Output the material beneath this task exactly, images excluded.

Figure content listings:
********

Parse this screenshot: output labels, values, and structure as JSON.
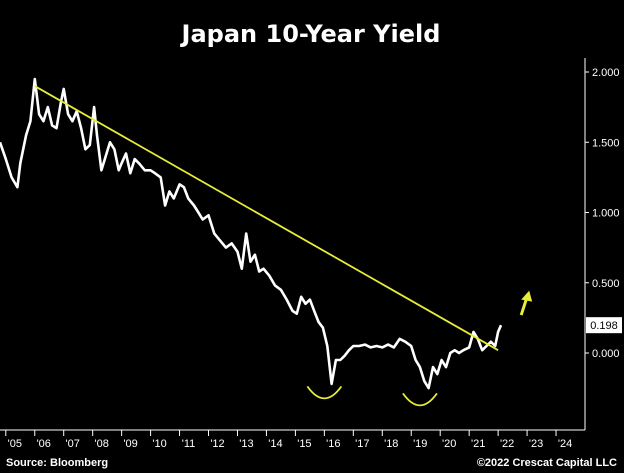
{
  "chart_data": {
    "type": "line",
    "title": "Japan 10-Year Yield",
    "source": "Source: Bloomberg",
    "copyright": "©2022 Crescat Capital LLC",
    "x_tick_labels": [
      "'05",
      "'06",
      "'07",
      "'08",
      "'09",
      "'10",
      "'11",
      "'12",
      "'13",
      "'14",
      "'15",
      "'16",
      "'17",
      "'18",
      "'19",
      "'20",
      "'21",
      "'22",
      "'23",
      "'24"
    ],
    "y_tick_labels": [
      "2.000",
      "1.500",
      "1.000",
      "0.500",
      "0.000"
    ],
    "y_ticks": [
      2.0,
      1.5,
      1.0,
      0.5,
      0.0
    ],
    "xlim": [
      2004.8,
      2025.0
    ],
    "ylim": [
      -0.35,
      2.1
    ],
    "last_value_label": "0.198",
    "last_value": 0.198,
    "colors": {
      "background": "#000000",
      "series": "#ffffff",
      "trendline": "#e6ec3a",
      "axis": "#ffffff"
    },
    "series": [
      {
        "x": [
          2004.8,
          2005.0,
          2005.2,
          2005.4,
          2005.5,
          2005.7,
          2005.85,
          2006.0,
          2006.15,
          2006.3,
          2006.45,
          2006.6,
          2006.75,
          2006.9,
          2007.0,
          2007.15,
          2007.3,
          2007.45,
          2007.6,
          2007.75,
          2007.9,
          2008.05,
          2008.15,
          2008.3,
          2008.45,
          2008.6,
          2008.75,
          2008.9,
          2009.0,
          2009.15,
          2009.3,
          2009.45,
          2009.6,
          2009.8,
          2010.0,
          2010.15,
          2010.35,
          2010.5,
          2010.65,
          2010.8,
          2011.0,
          2011.15,
          2011.3,
          2011.5,
          2011.65,
          2011.8,
          2012.0,
          2012.2,
          2012.4,
          2012.6,
          2012.8,
          2013.0,
          2013.15,
          2013.3,
          2013.45,
          2013.6,
          2013.75,
          2013.9,
          2014.1,
          2014.3,
          2014.5,
          2014.7,
          2014.9,
          2015.05,
          2015.2,
          2015.35,
          2015.5,
          2015.65,
          2015.8,
          2015.95,
          2016.1,
          2016.25,
          2016.4,
          2016.55,
          2016.7,
          2016.85,
          2017.0,
          2017.2,
          2017.4,
          2017.6,
          2017.8,
          2018.0,
          2018.2,
          2018.4,
          2018.6,
          2018.8,
          2019.0,
          2019.15,
          2019.3,
          2019.45,
          2019.6,
          2019.75,
          2019.9,
          2020.05,
          2020.2,
          2020.35,
          2020.5,
          2020.65,
          2020.8,
          2021.0,
          2021.15,
          2021.3,
          2021.45,
          2021.6,
          2021.75,
          2021.9,
          2022.0,
          2022.1
        ],
        "y": [
          1.5,
          1.38,
          1.25,
          1.18,
          1.35,
          1.55,
          1.65,
          1.95,
          1.7,
          1.65,
          1.75,
          1.62,
          1.6,
          1.78,
          1.88,
          1.7,
          1.65,
          1.72,
          1.6,
          1.45,
          1.48,
          1.75,
          1.55,
          1.3,
          1.4,
          1.5,
          1.45,
          1.3,
          1.35,
          1.42,
          1.28,
          1.38,
          1.35,
          1.3,
          1.3,
          1.28,
          1.25,
          1.05,
          1.15,
          1.1,
          1.2,
          1.18,
          1.1,
          1.05,
          1.0,
          0.95,
          0.98,
          0.85,
          0.8,
          0.75,
          0.78,
          0.72,
          0.6,
          0.85,
          0.65,
          0.7,
          0.58,
          0.6,
          0.55,
          0.48,
          0.45,
          0.38,
          0.3,
          0.28,
          0.4,
          0.35,
          0.38,
          0.3,
          0.22,
          0.18,
          0.05,
          -0.22,
          -0.05,
          -0.05,
          -0.02,
          0.02,
          0.05,
          0.05,
          0.06,
          0.04,
          0.05,
          0.04,
          0.06,
          0.04,
          0.1,
          0.08,
          0.05,
          -0.05,
          -0.1,
          -0.2,
          -0.25,
          -0.1,
          -0.15,
          -0.05,
          -0.1,
          0.0,
          0.02,
          0.0,
          0.02,
          0.04,
          0.15,
          0.1,
          0.02,
          0.05,
          0.08,
          0.05,
          0.15,
          0.198
        ]
      }
    ],
    "trendline": {
      "x": [
        2006.0,
        2022.0
      ],
      "y": [
        1.9,
        0.02
      ]
    },
    "annotations": [
      {
        "type": "curve",
        "center_x": 2016.0,
        "y": -0.28
      },
      {
        "type": "curve",
        "center_x": 2019.3,
        "y": -0.33
      },
      {
        "type": "arrow",
        "x": 2022.9,
        "y_from": 0.27,
        "y_to": 0.43
      }
    ]
  }
}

********

RESPONSE TO THE EXERCISE
Parse this screenshot: output labels, values, and structure as JSON.
{
  "chart_data": {
    "type": "line",
    "title": "Japan 10-Year Yield",
    "source": "Source: Bloomberg",
    "copyright": "©2022 Crescat Capital LLC",
    "x_tick_labels": [
      "'05",
      "'06",
      "'07",
      "'08",
      "'09",
      "'10",
      "'11",
      "'12",
      "'13",
      "'14",
      "'15",
      "'16",
      "'17",
      "'18",
      "'19",
      "'20",
      "'21",
      "'22",
      "'23",
      "'24"
    ],
    "y_tick_labels": [
      "2.000",
      "1.500",
      "1.000",
      "0.500",
      "0.000"
    ],
    "y_ticks": [
      2.0,
      1.5,
      1.0,
      0.5,
      0.0
    ],
    "xlim": [
      2004.8,
      2025.0
    ],
    "ylim": [
      -0.35,
      2.1
    ],
    "last_value_label": "0.198",
    "last_value": 0.198,
    "colors": {
      "background": "#000000",
      "series": "#ffffff",
      "trendline": "#e6ec3a",
      "axis": "#ffffff"
    },
    "series": [
      {
        "x": [
          2004.8,
          2005.0,
          2005.2,
          2005.4,
          2005.5,
          2005.7,
          2005.85,
          2006.0,
          2006.15,
          2006.3,
          2006.45,
          2006.6,
          2006.75,
          2006.9,
          2007.0,
          2007.15,
          2007.3,
          2007.45,
          2007.6,
          2007.75,
          2007.9,
          2008.05,
          2008.15,
          2008.3,
          2008.45,
          2008.6,
          2008.75,
          2008.9,
          2009.0,
          2009.15,
          2009.3,
          2009.45,
          2009.6,
          2009.8,
          2010.0,
          2010.15,
          2010.35,
          2010.5,
          2010.65,
          2010.8,
          2011.0,
          2011.15,
          2011.3,
          2011.5,
          2011.65,
          2011.8,
          2012.0,
          2012.2,
          2012.4,
          2012.6,
          2012.8,
          2013.0,
          2013.15,
          2013.3,
          2013.45,
          2013.6,
          2013.75,
          2013.9,
          2014.1,
          2014.3,
          2014.5,
          2014.7,
          2014.9,
          2015.05,
          2015.2,
          2015.35,
          2015.5,
          2015.65,
          2015.8,
          2015.95,
          2016.1,
          2016.25,
          2016.4,
          2016.55,
          2016.7,
          2016.85,
          2017.0,
          2017.2,
          2017.4,
          2017.6,
          2017.8,
          2018.0,
          2018.2,
          2018.4,
          2018.6,
          2018.8,
          2019.0,
          2019.15,
          2019.3,
          2019.45,
          2019.6,
          2019.75,
          2019.9,
          2020.05,
          2020.2,
          2020.35,
          2020.5,
          2020.65,
          2020.8,
          2021.0,
          2021.15,
          2021.3,
          2021.45,
          2021.6,
          2021.75,
          2021.9,
          2022.0,
          2022.1
        ],
        "y": [
          1.5,
          1.38,
          1.25,
          1.18,
          1.35,
          1.55,
          1.65,
          1.95,
          1.7,
          1.65,
          1.75,
          1.62,
          1.6,
          1.78,
          1.88,
          1.7,
          1.65,
          1.72,
          1.6,
          1.45,
          1.48,
          1.75,
          1.55,
          1.3,
          1.4,
          1.5,
          1.45,
          1.3,
          1.35,
          1.42,
          1.28,
          1.38,
          1.35,
          1.3,
          1.3,
          1.28,
          1.25,
          1.05,
          1.15,
          1.1,
          1.2,
          1.18,
          1.1,
          1.05,
          1.0,
          0.95,
          0.98,
          0.85,
          0.8,
          0.75,
          0.78,
          0.72,
          0.6,
          0.85,
          0.65,
          0.7,
          0.58,
          0.6,
          0.55,
          0.48,
          0.45,
          0.38,
          0.3,
          0.28,
          0.4,
          0.35,
          0.38,
          0.3,
          0.22,
          0.18,
          0.05,
          -0.22,
          -0.05,
          -0.05,
          -0.02,
          0.02,
          0.05,
          0.05,
          0.06,
          0.04,
          0.05,
          0.04,
          0.06,
          0.04,
          0.1,
          0.08,
          0.05,
          -0.05,
          -0.1,
          -0.2,
          -0.25,
          -0.1,
          -0.15,
          -0.05,
          -0.1,
          0.0,
          0.02,
          0.0,
          0.02,
          0.04,
          0.15,
          0.1,
          0.02,
          0.05,
          0.08,
          0.05,
          0.15,
          0.198
        ]
      }
    ],
    "trendline": {
      "x": [
        2006.0,
        2022.0
      ],
      "y": [
        1.9,
        0.02
      ]
    },
    "annotations": [
      {
        "type": "curve",
        "center_x": 2016.0,
        "y": -0.28
      },
      {
        "type": "curve",
        "center_x": 2019.3,
        "y": -0.33
      },
      {
        "type": "arrow",
        "x": 2022.9,
        "y_from": 0.27,
        "y_to": 0.43
      }
    ]
  }
}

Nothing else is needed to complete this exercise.